━━━━━ SUPPLIED ENTRIES ━━━━━
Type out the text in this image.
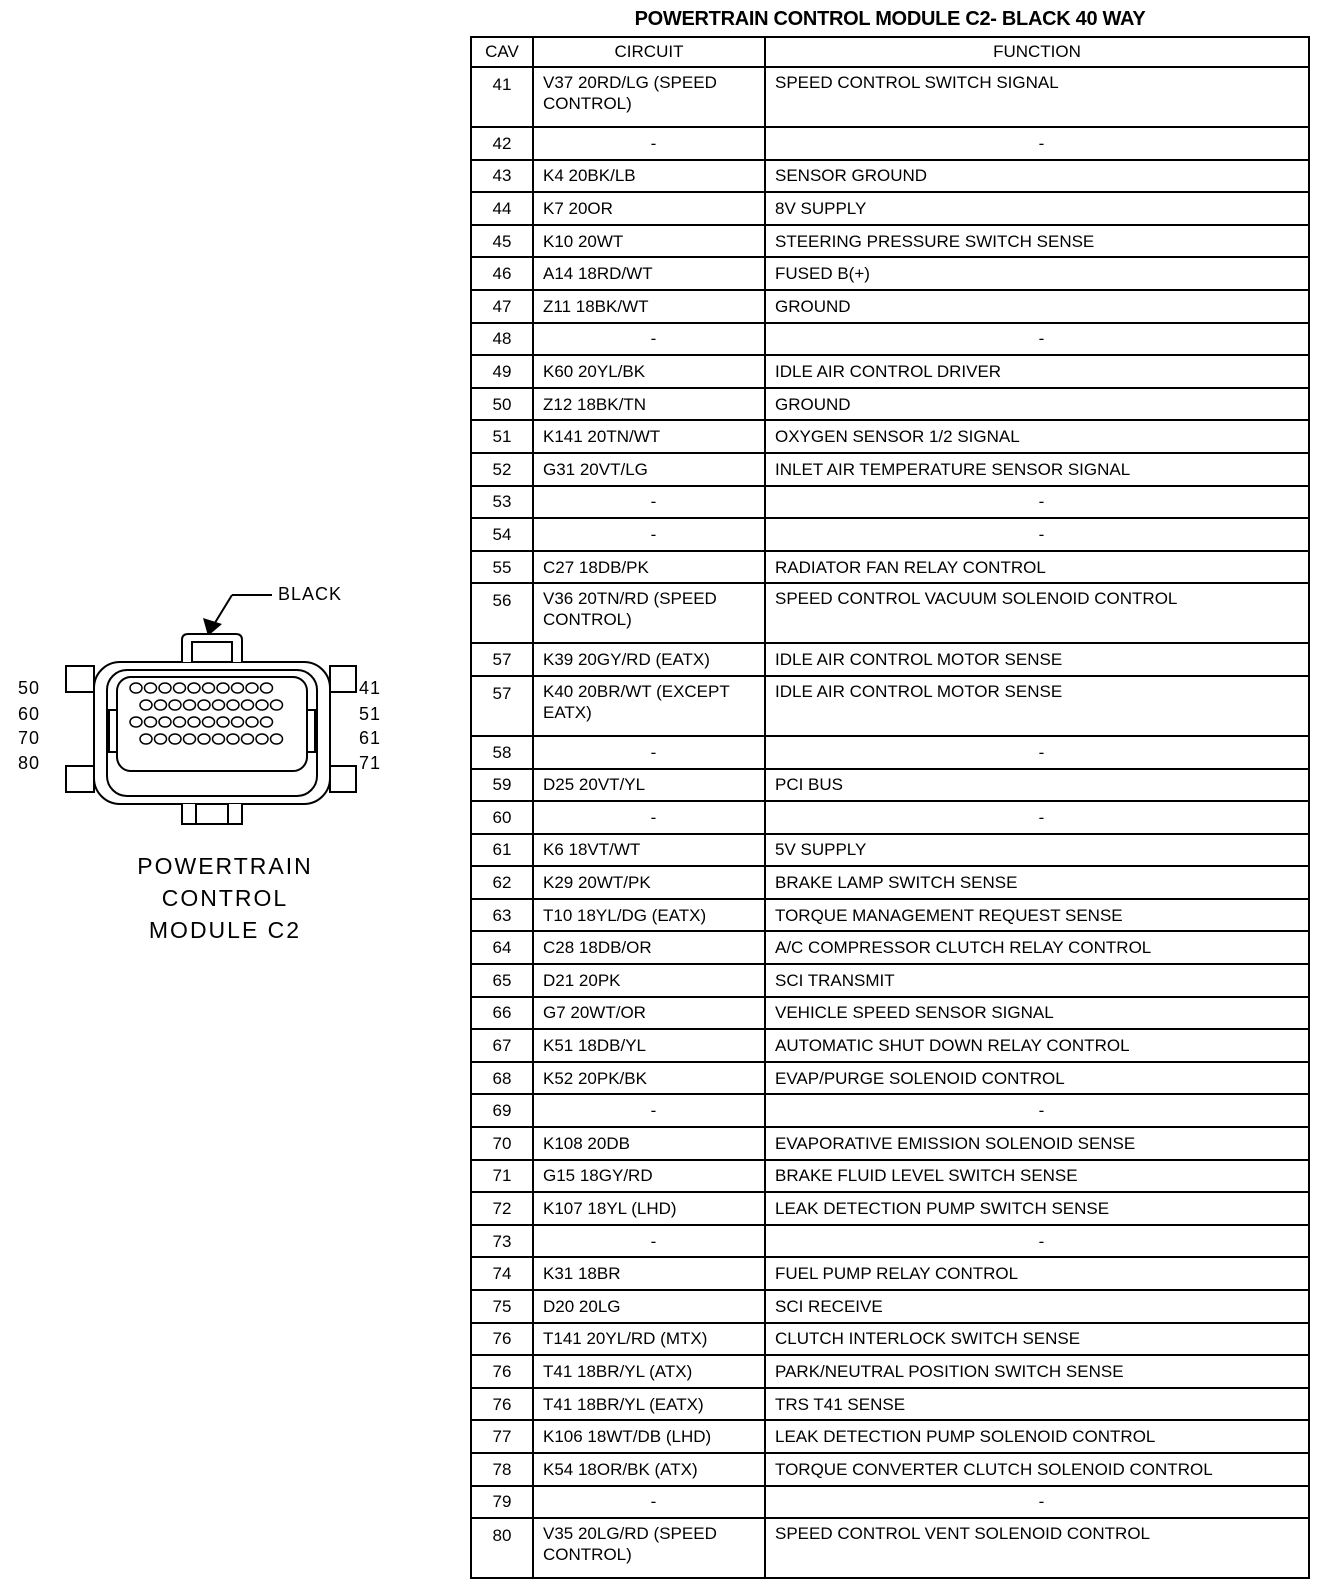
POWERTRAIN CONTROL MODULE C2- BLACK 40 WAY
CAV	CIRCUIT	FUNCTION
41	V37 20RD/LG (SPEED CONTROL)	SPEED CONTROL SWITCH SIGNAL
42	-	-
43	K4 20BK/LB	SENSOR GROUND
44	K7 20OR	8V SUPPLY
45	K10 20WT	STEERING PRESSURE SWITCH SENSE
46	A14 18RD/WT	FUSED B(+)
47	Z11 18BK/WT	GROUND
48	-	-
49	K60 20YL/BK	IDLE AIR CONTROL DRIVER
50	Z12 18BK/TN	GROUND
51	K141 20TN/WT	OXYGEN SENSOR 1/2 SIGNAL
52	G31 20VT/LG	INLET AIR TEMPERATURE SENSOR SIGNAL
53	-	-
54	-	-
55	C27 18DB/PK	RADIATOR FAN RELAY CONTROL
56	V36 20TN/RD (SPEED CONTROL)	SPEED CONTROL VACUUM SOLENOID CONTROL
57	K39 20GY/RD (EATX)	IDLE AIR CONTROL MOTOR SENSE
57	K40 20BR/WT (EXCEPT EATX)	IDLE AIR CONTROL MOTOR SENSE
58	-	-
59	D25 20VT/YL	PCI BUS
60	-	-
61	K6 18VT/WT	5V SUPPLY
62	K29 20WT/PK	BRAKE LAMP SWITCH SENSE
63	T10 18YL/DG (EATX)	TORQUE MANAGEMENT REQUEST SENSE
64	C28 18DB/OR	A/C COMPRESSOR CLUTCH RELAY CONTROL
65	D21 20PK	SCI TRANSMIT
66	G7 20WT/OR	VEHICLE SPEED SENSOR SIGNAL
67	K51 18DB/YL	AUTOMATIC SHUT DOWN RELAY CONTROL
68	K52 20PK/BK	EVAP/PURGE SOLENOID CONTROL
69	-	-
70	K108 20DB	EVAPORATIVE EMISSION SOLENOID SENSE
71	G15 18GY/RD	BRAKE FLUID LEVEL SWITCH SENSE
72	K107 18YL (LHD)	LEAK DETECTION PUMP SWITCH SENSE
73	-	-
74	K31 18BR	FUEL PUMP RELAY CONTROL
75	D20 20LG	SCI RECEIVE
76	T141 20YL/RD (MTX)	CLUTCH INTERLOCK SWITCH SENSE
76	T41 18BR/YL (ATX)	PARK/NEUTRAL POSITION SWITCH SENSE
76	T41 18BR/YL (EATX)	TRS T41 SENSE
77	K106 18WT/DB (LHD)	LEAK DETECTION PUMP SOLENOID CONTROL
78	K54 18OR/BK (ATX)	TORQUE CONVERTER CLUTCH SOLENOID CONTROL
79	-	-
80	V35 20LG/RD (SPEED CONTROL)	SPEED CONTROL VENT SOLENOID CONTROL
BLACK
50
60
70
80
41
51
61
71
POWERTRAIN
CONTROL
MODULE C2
━━━━━
━━━━━ SUPPLIED ENTRIES ━━━━━
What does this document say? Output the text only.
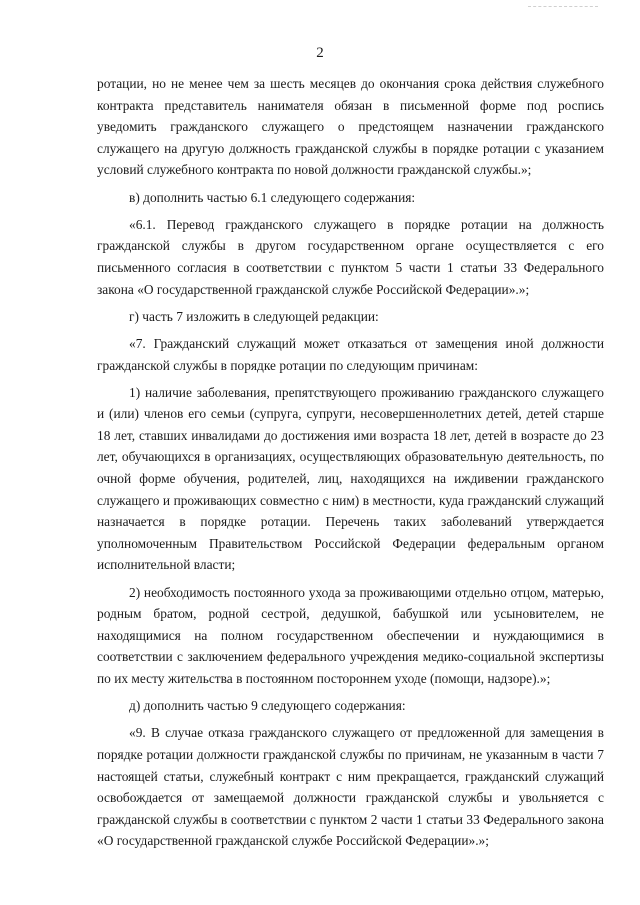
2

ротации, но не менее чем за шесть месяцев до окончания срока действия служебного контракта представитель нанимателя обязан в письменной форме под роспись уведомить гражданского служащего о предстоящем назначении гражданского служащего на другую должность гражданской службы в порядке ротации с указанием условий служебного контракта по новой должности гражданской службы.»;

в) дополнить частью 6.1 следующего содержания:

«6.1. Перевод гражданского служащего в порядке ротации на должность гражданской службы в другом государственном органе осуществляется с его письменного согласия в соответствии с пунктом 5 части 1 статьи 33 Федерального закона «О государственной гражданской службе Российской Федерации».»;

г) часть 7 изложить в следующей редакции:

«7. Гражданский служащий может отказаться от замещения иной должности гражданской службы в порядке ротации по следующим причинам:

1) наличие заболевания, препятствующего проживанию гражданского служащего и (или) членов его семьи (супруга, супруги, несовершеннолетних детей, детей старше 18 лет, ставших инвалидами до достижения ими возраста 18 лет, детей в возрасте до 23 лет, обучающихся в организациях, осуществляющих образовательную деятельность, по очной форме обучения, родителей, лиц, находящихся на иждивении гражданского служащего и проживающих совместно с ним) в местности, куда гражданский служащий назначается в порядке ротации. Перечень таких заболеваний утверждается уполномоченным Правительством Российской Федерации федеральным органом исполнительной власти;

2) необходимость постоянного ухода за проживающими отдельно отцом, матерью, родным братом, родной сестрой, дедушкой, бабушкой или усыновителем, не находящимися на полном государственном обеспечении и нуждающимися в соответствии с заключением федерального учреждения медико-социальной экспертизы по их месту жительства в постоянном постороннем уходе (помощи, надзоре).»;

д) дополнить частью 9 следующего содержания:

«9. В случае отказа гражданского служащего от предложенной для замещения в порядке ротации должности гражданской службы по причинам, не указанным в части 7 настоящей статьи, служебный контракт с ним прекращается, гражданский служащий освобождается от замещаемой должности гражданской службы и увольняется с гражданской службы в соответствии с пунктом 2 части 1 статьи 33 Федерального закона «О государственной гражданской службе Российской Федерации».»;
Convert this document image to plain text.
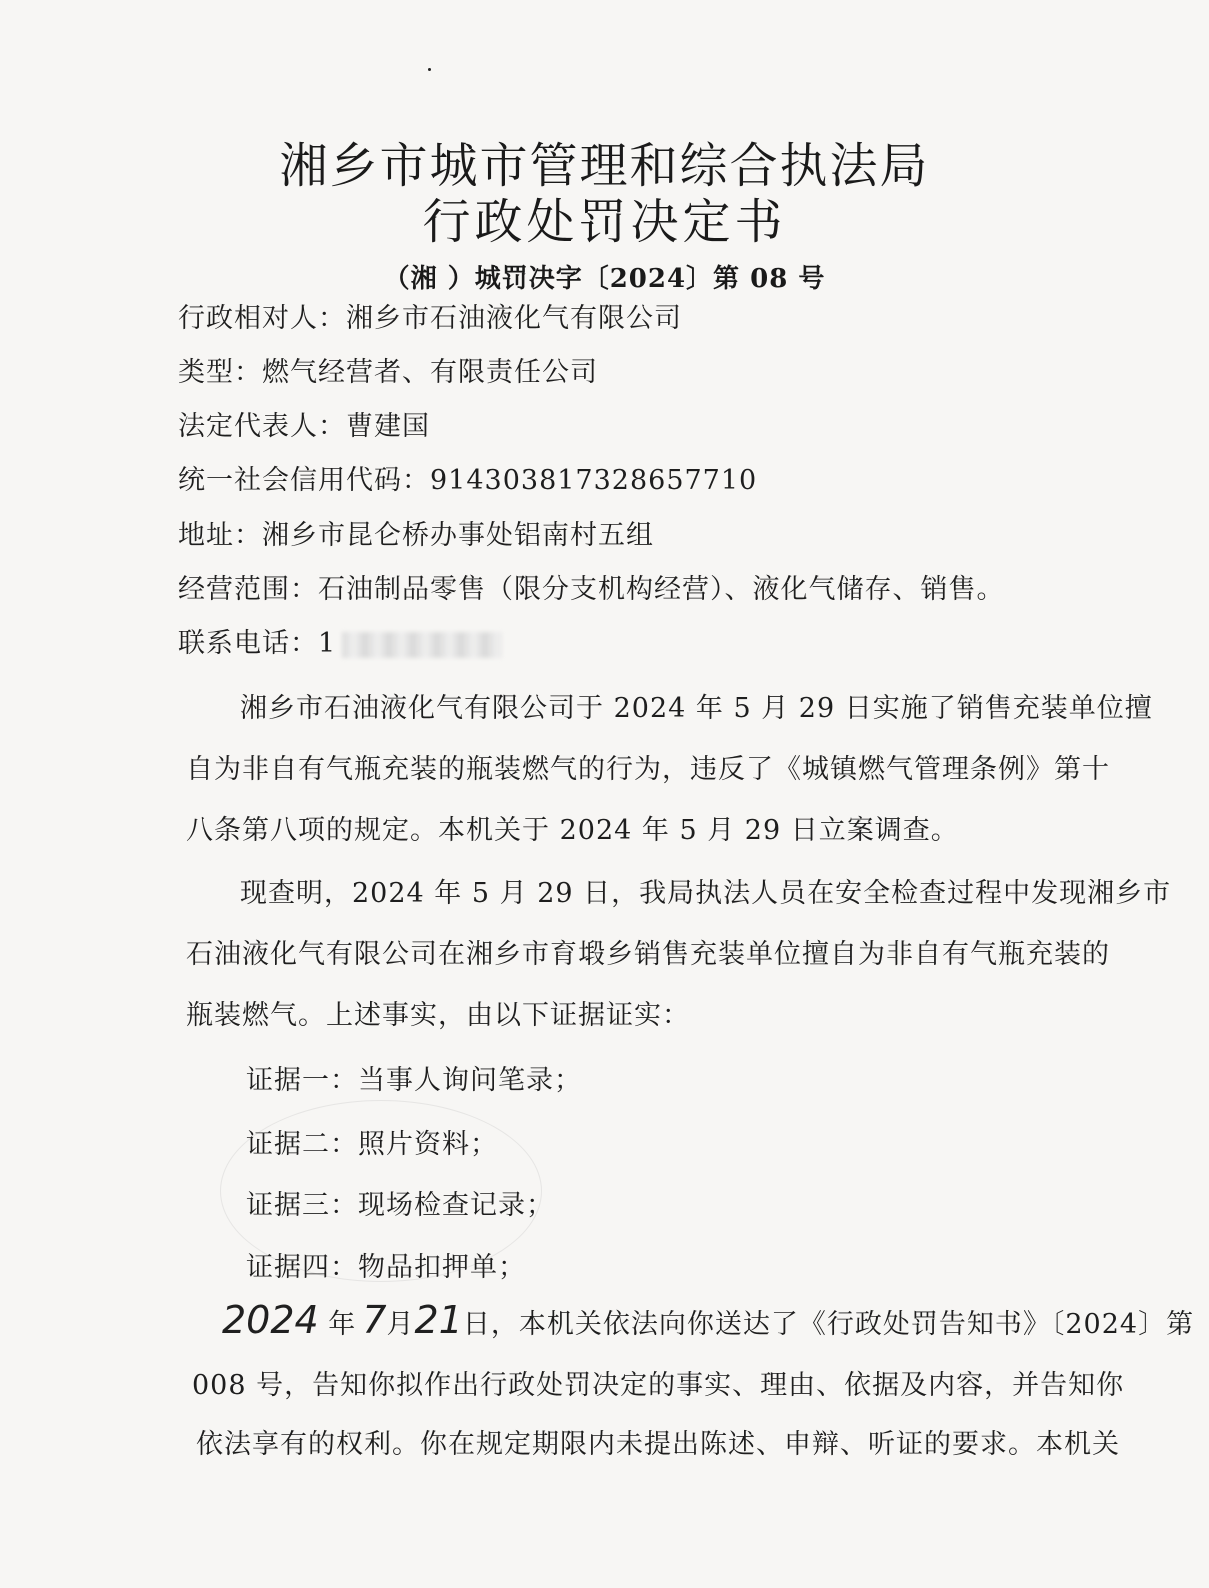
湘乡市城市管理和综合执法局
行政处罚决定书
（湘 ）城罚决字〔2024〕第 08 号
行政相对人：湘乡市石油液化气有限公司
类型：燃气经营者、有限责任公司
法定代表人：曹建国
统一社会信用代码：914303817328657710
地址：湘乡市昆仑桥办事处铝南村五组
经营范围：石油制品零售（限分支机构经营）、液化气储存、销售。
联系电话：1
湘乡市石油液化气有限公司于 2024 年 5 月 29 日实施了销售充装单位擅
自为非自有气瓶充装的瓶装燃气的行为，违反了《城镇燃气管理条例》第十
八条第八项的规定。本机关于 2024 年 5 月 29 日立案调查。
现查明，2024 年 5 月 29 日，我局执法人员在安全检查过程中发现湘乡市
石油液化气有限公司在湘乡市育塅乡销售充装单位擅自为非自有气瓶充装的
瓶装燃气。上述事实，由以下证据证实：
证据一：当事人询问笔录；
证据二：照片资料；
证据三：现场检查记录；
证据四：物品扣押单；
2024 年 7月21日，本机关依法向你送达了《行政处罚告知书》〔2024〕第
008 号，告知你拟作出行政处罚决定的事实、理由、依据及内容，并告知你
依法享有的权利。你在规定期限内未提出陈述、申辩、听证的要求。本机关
━━━━━
■ PROMPT ■
For the entries shown above, give the number of lines that include the word "PUMP", without any other text.

■ IN RESPONSE ■
3